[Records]

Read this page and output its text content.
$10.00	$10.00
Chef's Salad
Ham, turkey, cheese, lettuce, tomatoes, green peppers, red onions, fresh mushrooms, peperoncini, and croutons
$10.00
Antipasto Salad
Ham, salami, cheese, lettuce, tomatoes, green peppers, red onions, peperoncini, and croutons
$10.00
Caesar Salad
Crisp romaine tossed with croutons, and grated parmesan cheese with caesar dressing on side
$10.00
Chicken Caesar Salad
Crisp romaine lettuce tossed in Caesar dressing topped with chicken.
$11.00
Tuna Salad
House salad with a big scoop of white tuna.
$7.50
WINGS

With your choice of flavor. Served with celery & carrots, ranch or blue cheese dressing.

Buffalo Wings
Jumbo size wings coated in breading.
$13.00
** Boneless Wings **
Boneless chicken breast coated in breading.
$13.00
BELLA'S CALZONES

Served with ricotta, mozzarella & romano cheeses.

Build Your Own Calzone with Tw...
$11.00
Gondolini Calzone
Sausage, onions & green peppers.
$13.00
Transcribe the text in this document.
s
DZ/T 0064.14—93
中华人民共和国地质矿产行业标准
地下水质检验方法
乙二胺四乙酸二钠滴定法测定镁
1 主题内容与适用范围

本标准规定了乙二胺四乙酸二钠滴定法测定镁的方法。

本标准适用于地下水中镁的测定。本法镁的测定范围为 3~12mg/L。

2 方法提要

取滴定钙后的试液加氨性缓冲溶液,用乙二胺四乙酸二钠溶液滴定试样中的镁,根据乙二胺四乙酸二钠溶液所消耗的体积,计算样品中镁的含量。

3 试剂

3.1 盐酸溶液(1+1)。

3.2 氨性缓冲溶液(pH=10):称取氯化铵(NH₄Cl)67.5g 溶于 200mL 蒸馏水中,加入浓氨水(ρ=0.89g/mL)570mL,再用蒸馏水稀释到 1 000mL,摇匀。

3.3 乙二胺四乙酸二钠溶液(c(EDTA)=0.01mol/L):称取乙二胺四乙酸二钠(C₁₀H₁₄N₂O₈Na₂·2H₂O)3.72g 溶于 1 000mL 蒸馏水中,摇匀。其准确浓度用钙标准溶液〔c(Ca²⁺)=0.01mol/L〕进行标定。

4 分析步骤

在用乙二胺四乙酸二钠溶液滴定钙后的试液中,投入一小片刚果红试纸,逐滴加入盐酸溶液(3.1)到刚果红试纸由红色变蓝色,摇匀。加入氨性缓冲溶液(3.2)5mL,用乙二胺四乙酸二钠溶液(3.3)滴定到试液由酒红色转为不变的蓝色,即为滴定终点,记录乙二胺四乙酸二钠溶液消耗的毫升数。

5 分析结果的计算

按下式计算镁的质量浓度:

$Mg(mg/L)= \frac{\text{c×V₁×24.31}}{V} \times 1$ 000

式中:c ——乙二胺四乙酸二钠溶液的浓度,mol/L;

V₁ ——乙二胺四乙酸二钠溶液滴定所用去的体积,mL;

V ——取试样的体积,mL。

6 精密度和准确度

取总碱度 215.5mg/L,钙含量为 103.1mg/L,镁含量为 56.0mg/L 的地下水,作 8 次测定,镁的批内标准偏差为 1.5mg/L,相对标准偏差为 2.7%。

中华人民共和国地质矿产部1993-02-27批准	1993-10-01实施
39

- **Work to be completed**
Output each record precisely as given.

- **The output**
Read this page and output its text content.
$10.00	$10.00
Chef's Salad
Ham, turkey, cheese, lettuce, tomatoes, green peppers, red onions, fresh mushrooms, peperoncini, and croutons
$10.00
Antipasto Salad
Ham, salami, cheese, lettuce, tomatoes, green peppers, red onions, peperoncini, and croutons
$10.00
Caesar Salad
Crisp romaine tossed with croutons, and grated parmesan cheese with caesar dressing on side
$10.00
Chicken Caesar Salad
Crisp romaine lettuce tossed in Caesar dressing topped with chicken.
$11.00
Tuna Salad
House salad with a big scoop of white tuna.
$7.50
WINGS

With your choice of flavor. Served with celery & carrots, ranch or blue cheese dressing.

Buffalo Wings
Jumbo size wings coated in breading.
$13.00
** Boneless Wings **
Boneless chicken breast coated in breading.
$13.00
BELLA'S CALZONES

Served with ricotta, mozzarella & romano cheeses.

Build Your Own Calzone with Tw...
$11.00
Gondolini Calzone
Sausage, onions & green peppers.
$13.00
Transcribe the text in this document.
s
DZ/T 0064.14—93
中华人民共和国地质矿产行业标准
地下水质检验方法
乙二胺四乙酸二钠滴定法测定镁
1 主题内容与适用范围

本标准规定了乙二胺四乙酸二钠滴定法测定镁的方法。

本标准适用于地下水中镁的测定。本法镁的测定范围为 3~12mg/L。

2 方法提要

取滴定钙后的试液加氨性缓冲溶液,用乙二胺四乙酸二钠溶液滴定试样中的镁,根据乙二胺四乙酸二钠溶液所消耗的体积,计算样品中镁的含量。

3 试剂

3.1 盐酸溶液(1+1)。

3.2 氨性缓冲溶液(pH=10):称取氯化铵(NH₄Cl)67.5g 溶于 200mL 蒸馏水中,加入浓氨水(ρ=0.89g/mL)570mL,再用蒸馏水稀释到 1 000mL,摇匀。

3.3 乙二胺四乙酸二钠溶液(c(EDTA)=0.01mol/L):称取乙二胺四乙酸二钠(C₁₀H₁₄N₂O₈Na₂·2H₂O)3.72g 溶于 1 000mL 蒸馏水中,摇匀。其准确浓度用钙标准溶液〔c(Ca²⁺)=0.01mol/L〕进行标定。

4 分析步骤

在用乙二胺四乙酸二钠溶液滴定钙后的试液中,投入一小片刚果红试纸,逐滴加入盐酸溶液(3.1)到刚果红试纸由红色变蓝色,摇匀。加入氨性缓冲溶液(3.2)5mL,用乙二胺四乙酸二钠溶液(3.3)滴定到试液由酒红色转为不变的蓝色,即为滴定终点,记录乙二胺四乙酸二钠溶液消耗的毫升数。

5 分析结果的计算

按下式计算镁的质量浓度:

$Mg(mg/L)= \frac{\text{c×V₁×24.31}}{V} \times 1$ 000

式中:c ——乙二胺四乙酸二钠溶液的浓度,mol/L;

V₁ ——乙二胺四乙酸二钠溶液滴定所用去的体积,mL;

V ——取试样的体积,mL。

6 精密度和准确度

取总碱度 215.5mg/L,钙含量为 103.1mg/L,镁含量为 56.0mg/L 的地下水,作 8 次测定,镁的批内标准偏差为 1.5mg/L,相对标准偏差为 2.7%。

中华人民共和国地质矿产部1993-02-27批准	1993-10-01实施
39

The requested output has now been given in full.